* begin *

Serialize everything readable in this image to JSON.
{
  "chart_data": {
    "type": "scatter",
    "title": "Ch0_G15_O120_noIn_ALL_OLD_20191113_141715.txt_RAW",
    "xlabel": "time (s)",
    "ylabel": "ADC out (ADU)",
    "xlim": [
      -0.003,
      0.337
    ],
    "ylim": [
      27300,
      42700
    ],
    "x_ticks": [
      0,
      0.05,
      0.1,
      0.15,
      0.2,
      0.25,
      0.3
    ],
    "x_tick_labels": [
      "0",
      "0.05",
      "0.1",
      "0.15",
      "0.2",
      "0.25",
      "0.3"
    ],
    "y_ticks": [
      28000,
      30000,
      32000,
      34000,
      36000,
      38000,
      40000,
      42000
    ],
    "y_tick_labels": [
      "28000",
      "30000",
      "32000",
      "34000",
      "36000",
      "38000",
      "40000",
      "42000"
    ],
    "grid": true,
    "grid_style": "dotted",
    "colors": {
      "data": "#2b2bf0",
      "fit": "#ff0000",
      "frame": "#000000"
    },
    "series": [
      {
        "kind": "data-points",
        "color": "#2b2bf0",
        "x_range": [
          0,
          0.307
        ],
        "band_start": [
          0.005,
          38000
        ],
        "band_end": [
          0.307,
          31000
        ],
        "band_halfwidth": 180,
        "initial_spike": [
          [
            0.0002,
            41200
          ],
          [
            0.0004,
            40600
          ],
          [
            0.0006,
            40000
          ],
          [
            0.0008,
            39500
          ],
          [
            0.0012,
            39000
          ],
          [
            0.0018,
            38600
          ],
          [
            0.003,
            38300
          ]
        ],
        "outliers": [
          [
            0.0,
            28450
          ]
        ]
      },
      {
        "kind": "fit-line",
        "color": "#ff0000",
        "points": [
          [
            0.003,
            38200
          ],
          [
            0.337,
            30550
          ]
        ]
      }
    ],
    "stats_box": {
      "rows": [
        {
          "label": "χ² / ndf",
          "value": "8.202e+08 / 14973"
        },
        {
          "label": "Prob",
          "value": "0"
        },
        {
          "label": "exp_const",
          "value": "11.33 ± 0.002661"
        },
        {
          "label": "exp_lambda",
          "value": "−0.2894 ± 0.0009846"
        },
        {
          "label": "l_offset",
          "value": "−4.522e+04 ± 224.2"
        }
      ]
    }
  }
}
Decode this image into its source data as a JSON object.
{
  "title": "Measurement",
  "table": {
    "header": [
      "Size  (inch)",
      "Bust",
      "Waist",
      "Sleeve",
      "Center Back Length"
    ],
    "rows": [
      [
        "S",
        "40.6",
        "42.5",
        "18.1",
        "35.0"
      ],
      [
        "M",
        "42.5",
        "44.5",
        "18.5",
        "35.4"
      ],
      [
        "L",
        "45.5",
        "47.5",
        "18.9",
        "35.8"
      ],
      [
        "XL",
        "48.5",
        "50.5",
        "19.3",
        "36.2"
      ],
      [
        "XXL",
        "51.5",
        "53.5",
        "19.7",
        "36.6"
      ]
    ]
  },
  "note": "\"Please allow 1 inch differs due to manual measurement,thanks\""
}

* end *

• **Exercise brief**: Copy all lines from the data that hold the word "JSON".

• **Exercise response**:
Serialize everything readable in this image to JSON.
Decode this image into its source data as a JSON object.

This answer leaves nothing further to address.